Dataset items
— BEGIN —
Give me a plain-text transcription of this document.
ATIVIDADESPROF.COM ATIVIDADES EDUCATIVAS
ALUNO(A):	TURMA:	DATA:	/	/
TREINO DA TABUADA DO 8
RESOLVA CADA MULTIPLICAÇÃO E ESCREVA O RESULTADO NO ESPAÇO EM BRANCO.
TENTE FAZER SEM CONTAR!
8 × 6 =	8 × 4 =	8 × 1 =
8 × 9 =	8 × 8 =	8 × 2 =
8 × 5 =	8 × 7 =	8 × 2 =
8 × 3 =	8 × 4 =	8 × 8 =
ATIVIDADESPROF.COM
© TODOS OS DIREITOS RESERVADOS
— END —
— BEGIN —
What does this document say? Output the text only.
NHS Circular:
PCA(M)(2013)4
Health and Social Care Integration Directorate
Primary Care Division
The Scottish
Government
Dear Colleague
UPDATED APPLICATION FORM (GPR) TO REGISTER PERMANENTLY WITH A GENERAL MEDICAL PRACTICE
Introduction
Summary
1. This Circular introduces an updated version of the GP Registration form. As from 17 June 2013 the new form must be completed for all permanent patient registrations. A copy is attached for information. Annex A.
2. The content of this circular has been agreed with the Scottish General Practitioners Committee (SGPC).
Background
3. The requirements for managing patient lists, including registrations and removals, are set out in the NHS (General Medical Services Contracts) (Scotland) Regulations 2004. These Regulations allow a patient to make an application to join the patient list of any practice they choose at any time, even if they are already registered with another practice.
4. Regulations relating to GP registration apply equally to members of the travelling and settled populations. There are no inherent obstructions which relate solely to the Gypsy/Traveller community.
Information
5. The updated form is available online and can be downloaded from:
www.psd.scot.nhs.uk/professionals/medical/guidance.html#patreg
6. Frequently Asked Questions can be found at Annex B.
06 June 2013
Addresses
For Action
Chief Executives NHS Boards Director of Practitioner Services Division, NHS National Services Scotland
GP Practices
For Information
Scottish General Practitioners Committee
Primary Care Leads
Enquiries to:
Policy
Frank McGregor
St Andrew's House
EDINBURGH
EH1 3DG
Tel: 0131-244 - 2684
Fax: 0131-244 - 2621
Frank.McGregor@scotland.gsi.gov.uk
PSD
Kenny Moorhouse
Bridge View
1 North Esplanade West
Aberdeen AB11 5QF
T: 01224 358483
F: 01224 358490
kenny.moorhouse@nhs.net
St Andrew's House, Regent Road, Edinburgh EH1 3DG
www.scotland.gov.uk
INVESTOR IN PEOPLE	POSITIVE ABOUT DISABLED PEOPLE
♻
— END —
_Task prompt_
Within the entries above, how many lines contain "patient"? Respond with the number only.

_Reply to the task_
2